(Given problem): Report, as a bare number, how many lines contain the string "object".

Data extracted from a collection
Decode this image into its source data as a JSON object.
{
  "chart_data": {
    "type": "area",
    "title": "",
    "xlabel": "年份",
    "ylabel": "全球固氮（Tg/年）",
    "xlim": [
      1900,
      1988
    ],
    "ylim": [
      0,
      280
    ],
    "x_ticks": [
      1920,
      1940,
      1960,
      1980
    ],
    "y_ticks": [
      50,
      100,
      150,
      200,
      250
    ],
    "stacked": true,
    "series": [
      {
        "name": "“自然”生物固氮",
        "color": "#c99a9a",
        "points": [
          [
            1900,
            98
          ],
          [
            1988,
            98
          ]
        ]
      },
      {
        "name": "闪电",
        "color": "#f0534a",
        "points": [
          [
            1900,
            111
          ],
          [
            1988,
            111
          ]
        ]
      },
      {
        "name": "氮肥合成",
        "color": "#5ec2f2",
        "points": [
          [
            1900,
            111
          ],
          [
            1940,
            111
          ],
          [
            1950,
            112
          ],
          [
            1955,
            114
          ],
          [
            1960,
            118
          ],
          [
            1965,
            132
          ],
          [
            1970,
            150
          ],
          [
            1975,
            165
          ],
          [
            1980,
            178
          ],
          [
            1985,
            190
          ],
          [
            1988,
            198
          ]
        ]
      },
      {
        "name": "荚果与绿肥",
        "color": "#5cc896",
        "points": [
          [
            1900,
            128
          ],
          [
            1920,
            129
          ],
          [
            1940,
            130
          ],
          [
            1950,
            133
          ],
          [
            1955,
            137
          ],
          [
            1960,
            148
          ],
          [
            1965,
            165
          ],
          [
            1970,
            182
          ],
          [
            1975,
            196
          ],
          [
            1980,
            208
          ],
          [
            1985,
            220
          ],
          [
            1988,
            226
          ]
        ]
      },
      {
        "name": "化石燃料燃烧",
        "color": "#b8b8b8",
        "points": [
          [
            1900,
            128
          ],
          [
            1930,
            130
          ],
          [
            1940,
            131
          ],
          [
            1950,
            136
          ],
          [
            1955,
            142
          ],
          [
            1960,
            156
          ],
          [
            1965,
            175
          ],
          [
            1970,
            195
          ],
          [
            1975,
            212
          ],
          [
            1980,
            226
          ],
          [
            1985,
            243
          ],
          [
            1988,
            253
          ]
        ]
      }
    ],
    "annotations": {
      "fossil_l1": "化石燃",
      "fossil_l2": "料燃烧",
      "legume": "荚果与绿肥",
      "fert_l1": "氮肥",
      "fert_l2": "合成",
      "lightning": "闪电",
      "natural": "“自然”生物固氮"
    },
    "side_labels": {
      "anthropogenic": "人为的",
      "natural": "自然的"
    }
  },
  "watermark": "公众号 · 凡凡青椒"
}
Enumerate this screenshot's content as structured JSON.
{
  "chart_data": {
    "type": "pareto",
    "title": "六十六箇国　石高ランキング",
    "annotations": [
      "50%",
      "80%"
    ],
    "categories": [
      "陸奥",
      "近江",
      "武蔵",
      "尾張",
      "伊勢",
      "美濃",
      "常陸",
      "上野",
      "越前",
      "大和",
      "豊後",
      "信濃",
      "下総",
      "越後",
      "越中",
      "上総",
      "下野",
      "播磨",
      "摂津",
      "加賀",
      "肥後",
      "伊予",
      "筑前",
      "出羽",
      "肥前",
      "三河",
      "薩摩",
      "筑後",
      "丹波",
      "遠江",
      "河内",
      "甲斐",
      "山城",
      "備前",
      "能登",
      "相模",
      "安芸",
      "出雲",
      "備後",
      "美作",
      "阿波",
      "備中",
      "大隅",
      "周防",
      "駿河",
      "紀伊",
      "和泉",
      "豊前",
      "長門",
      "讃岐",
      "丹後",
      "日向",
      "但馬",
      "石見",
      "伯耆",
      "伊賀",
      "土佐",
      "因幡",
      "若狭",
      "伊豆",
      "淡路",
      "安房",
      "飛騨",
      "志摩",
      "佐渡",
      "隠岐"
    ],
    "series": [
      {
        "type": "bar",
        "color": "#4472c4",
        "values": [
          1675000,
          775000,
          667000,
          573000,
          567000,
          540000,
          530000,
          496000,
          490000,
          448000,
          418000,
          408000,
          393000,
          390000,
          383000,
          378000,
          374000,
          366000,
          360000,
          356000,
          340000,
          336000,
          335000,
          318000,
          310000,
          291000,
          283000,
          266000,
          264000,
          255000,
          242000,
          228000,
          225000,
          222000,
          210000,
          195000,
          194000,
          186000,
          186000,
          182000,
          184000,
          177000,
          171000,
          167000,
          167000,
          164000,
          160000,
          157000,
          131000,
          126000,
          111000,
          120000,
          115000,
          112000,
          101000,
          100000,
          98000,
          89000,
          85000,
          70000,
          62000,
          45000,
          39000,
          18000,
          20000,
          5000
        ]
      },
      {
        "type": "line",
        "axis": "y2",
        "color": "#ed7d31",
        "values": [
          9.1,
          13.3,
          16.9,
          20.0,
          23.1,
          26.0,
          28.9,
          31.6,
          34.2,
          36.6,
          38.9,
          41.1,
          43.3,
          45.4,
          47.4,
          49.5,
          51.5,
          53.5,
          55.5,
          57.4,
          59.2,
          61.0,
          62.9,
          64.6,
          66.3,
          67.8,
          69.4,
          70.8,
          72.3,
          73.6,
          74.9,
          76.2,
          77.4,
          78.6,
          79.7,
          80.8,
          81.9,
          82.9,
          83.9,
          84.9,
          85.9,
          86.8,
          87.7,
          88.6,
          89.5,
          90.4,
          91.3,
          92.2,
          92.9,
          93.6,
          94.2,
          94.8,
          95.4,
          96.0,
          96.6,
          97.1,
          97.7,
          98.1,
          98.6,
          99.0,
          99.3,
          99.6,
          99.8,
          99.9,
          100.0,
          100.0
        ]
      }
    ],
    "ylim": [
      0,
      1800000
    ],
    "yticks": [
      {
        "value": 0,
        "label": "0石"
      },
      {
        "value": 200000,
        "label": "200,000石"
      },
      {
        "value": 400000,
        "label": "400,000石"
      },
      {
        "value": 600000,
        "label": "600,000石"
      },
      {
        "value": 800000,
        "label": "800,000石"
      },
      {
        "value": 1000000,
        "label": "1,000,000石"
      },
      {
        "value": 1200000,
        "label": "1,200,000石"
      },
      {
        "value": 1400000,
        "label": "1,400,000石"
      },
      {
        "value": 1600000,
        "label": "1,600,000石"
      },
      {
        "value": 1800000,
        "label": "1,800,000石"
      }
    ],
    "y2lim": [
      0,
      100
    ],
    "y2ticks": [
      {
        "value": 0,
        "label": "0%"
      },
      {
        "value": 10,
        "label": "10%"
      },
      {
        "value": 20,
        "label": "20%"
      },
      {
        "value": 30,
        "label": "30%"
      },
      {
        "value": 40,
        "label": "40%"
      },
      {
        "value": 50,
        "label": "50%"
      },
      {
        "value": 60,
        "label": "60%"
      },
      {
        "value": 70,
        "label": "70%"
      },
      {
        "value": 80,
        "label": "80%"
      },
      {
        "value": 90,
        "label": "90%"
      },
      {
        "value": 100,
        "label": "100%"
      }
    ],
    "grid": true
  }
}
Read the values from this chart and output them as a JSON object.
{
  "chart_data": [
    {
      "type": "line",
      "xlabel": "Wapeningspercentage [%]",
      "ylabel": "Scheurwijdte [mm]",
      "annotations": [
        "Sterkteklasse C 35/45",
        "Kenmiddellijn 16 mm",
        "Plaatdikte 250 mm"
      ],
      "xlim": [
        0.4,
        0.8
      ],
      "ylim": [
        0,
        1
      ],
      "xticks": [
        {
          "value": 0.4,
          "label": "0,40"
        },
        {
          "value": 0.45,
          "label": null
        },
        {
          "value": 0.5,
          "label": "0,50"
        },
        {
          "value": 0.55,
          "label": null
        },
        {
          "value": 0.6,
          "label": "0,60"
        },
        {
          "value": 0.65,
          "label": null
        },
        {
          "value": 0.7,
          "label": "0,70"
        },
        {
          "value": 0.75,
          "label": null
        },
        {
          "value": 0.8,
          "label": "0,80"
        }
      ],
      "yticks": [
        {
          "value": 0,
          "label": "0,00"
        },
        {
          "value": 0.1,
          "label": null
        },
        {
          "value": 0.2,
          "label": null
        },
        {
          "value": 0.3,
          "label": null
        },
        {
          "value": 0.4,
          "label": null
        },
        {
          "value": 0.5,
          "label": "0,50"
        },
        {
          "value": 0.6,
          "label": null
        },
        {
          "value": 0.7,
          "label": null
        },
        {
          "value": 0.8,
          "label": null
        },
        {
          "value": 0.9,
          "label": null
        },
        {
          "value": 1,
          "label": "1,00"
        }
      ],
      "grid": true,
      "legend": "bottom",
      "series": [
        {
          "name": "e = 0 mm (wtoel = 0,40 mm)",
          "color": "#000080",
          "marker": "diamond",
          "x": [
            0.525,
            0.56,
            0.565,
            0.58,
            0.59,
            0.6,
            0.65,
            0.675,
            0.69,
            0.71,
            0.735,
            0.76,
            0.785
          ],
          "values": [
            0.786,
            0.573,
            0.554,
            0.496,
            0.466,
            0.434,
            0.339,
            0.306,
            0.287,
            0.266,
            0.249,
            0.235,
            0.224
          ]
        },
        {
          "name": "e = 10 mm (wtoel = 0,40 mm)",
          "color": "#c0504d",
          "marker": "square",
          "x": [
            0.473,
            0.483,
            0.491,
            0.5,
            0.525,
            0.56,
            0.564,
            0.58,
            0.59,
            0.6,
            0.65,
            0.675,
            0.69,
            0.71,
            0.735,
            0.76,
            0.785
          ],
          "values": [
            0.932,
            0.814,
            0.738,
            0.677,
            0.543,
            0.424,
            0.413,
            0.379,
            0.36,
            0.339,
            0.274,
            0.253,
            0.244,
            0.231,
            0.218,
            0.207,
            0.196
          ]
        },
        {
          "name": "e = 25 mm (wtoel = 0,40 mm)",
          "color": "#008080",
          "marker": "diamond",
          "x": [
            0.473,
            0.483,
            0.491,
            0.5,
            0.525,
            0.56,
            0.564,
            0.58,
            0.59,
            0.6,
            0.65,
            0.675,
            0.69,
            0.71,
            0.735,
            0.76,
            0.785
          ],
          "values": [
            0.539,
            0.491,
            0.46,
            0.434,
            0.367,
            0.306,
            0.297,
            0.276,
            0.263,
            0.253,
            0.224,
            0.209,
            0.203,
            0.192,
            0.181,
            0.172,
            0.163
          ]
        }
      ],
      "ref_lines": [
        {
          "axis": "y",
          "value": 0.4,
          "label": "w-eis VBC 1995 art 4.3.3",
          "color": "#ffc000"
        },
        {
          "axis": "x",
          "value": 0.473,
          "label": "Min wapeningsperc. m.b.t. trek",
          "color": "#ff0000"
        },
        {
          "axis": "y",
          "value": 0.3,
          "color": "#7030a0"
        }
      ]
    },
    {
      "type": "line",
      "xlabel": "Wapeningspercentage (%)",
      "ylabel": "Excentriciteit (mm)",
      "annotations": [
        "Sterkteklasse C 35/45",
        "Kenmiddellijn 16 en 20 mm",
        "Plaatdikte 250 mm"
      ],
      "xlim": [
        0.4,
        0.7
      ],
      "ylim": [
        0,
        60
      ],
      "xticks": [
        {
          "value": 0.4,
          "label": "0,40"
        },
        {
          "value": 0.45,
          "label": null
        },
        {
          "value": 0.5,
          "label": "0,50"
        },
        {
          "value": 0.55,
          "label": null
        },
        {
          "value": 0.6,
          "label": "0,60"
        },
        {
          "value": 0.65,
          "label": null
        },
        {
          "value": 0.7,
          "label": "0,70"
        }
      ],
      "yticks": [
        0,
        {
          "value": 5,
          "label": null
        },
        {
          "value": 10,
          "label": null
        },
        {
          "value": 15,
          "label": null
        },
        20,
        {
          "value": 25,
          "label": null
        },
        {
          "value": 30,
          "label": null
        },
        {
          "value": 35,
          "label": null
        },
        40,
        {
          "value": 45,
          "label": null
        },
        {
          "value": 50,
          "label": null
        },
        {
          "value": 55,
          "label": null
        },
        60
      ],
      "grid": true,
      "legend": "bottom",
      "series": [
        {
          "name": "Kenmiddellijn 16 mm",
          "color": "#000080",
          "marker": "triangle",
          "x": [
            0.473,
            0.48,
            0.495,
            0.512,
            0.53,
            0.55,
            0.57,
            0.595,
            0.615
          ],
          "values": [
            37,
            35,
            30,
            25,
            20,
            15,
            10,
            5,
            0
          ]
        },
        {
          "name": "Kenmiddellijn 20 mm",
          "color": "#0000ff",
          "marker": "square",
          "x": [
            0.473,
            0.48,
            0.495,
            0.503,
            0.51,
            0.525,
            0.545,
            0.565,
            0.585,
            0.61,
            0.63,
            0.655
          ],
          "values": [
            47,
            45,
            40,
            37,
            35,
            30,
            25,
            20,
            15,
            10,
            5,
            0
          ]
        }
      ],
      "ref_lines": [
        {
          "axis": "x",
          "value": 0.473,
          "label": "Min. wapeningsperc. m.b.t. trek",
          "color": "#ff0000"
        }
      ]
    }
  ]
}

(Exercise result): 2